* BEGIN Material provided *

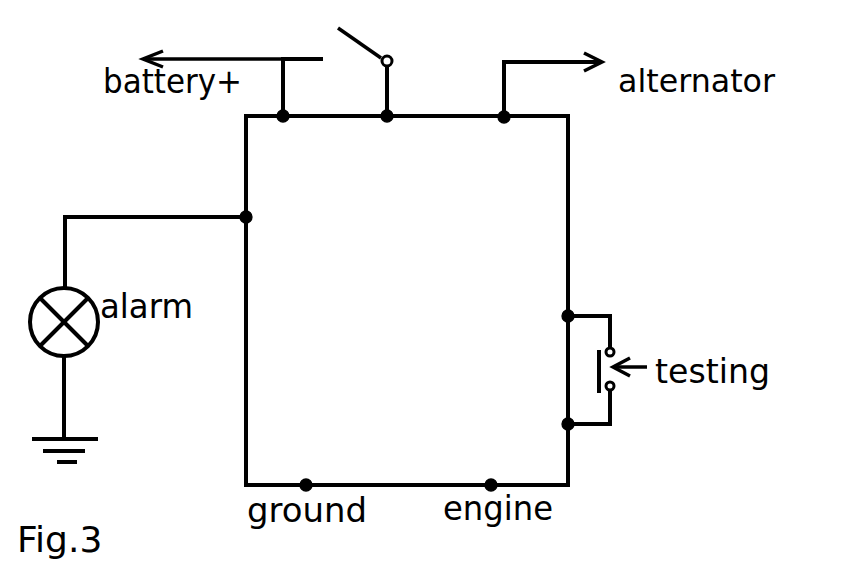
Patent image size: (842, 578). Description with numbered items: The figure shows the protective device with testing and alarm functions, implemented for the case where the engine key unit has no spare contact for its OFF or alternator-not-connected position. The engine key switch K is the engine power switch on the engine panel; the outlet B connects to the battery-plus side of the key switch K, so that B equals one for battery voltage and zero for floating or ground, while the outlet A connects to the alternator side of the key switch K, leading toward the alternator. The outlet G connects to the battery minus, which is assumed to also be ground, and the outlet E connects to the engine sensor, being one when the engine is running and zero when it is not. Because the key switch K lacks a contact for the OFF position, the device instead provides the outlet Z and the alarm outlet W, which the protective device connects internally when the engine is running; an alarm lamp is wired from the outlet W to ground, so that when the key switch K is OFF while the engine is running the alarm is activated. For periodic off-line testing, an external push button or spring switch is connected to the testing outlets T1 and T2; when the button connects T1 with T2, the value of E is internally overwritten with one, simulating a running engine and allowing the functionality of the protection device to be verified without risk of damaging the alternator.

The battery-side outlet B is at (288, 142).
The internal outlet Z is at (384, 120).
The engine key switch K is at (347, 35).
The alternator-side outlet A is at (499, 143).
The alarm outlet W is at (268, 223).
The first testing outlet T1 is at (545, 318).
The second testing outlet T2 is at (545, 420).
The ground outlet G is at (305, 462).
The engine sensor outlet E is at (487, 462).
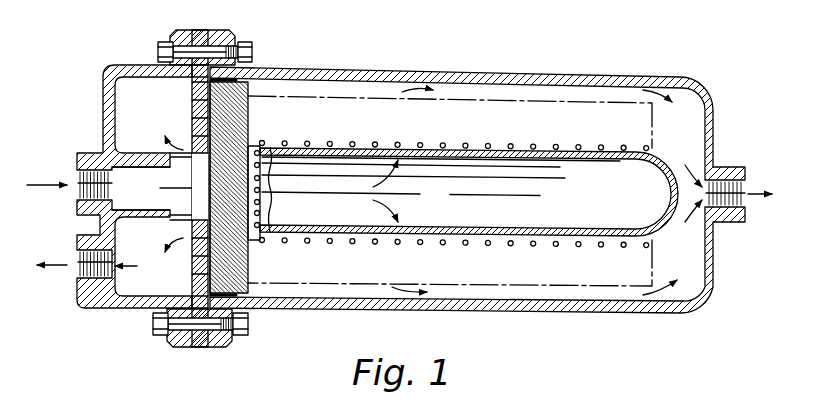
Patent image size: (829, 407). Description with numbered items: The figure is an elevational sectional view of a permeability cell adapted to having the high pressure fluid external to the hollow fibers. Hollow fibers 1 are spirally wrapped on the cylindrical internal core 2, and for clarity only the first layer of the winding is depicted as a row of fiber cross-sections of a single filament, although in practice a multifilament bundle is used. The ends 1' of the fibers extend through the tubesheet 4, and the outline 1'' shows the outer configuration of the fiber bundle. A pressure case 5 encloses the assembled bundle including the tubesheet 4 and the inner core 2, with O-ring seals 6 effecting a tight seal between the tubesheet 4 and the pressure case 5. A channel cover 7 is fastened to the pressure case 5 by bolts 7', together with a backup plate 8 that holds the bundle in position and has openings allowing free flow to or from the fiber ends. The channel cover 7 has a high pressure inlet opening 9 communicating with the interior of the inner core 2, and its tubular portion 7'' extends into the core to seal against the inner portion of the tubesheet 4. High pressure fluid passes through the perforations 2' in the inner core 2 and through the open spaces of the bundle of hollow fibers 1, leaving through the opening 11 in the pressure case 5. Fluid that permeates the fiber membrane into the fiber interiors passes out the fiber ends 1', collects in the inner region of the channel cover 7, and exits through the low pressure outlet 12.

The hollow fibers 1 is at (469, 192).
The ends of the fibers 1' is at (187, 184).
The outline of the bundle of fibers 1'' is at (450, 191).
The internal core 2 is at (454, 192).
The perforations 2' is at (389, 200).
The tubesheet 4 is at (248, 104).
The pressure case 5 is at (473, 72).
The O-ring seals 6 is at (244, 80).
The channel cover 7 is at (134, 159).
The bolts 7' is at (224, 192).
The tubular portion 7'' is at (156, 186).
The backup plate 8 is at (192, 90).
The high pressure inlet opening 9 is at (77, 190).
The opening 11 is at (745, 203).
The low pressure outlet 12 is at (77, 270).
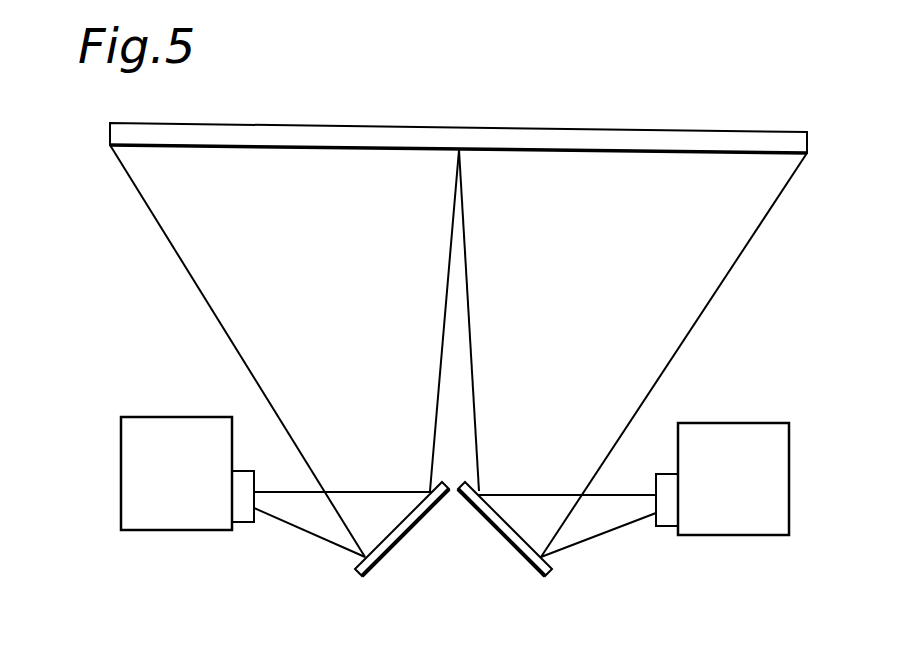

* END Material provided *

=== What to produce ===
Copy every row above word for word, leaving out the pictures.

=== Result ===
Patent image size: (842, 578). Description with numbered items: The figure shows the protective device with testing and alarm functions, implemented for the case where the engine key unit has no spare contact for its OFF or alternator-not-connected position. The engine key switch K is the engine power switch on the engine panel; the outlet B connects to the battery-plus side of the key switch K, so that B equals one for battery voltage and zero for floating or ground, while the outlet A connects to the alternator side of the key switch K, leading toward the alternator. The outlet G connects to the battery minus, which is assumed to also be ground, and the outlet E connects to the engine sensor, being one when the engine is running and zero when it is not. Because the key switch K lacks a contact for the OFF position, the device instead provides the outlet Z and the alarm outlet W, which the protective device connects internally when the engine is running; an alarm lamp is wired from the outlet W to ground, so that when the key switch K is OFF while the engine is running the alarm is activated. For periodic off-line testing, an external push button or spring switch is connected to the testing outlets T1 and T2; when the button connects T1 with T2, the value of E is internally overwritten with one, simulating a running engine and allowing the functionality of the protection device to be verified without risk of damaging the alternator.

The battery-side outlet B is at (288, 142).
The internal outlet Z is at (384, 120).
The engine key switch K is at (347, 35).
The alternator-side outlet A is at (499, 143).
The alarm outlet W is at (268, 223).
The first testing outlet T1 is at (545, 318).
The second testing outlet T2 is at (545, 420).
The ground outlet G is at (305, 462).
The engine sensor outlet E is at (487, 462).
Patent image size: (829, 407). Description with numbered items: The figure is an elevational sectional view of a permeability cell adapted to having the high pressure fluid external to the hollow fibers. Hollow fibers 1 are spirally wrapped on the cylindrical internal core 2, and for clarity only the first layer of the winding is depicted as a row of fiber cross-sections of a single filament, although in practice a multifilament bundle is used. The ends 1' of the fibers extend through the tubesheet 4, and the outline 1'' shows the outer configuration of the fiber bundle. A pressure case 5 encloses the assembled bundle including the tubesheet 4 and the inner core 2, with O-ring seals 6 effecting a tight seal between the tubesheet 4 and the pressure case 5. A channel cover 7 is fastened to the pressure case 5 by bolts 7', together with a backup plate 8 that holds the bundle in position and has openings allowing free flow to or from the fiber ends. The channel cover 7 has a high pressure inlet opening 9 communicating with the interior of the inner core 2, and its tubular portion 7'' extends into the core to seal against the inner portion of the tubesheet 4. High pressure fluid passes through the perforations 2' in the inner core 2 and through the open spaces of the bundle of hollow fibers 1, leaving through the opening 11 in the pressure case 5. Fluid that permeates the fiber membrane into the fiber interiors passes out the fiber ends 1', collects in the inner region of the channel cover 7, and exits through the low pressure outlet 12.

The hollow fibers 1 is at (469, 192).
The ends of the fibers 1' is at (187, 184).
The outline of the bundle of fibers 1'' is at (450, 191).
The internal core 2 is at (454, 192).
The perforations 2' is at (389, 200).
The tubesheet 4 is at (248, 104).
The pressure case 5 is at (473, 72).
The O-ring seals 6 is at (244, 80).
The channel cover 7 is at (134, 159).
The bolts 7' is at (224, 192).
The tubular portion 7'' is at (156, 186).
The backup plate 8 is at (192, 90).
The high pressure inlet opening 9 is at (77, 190).
The opening 11 is at (745, 203).
The low pressure outlet 12 is at (77, 270).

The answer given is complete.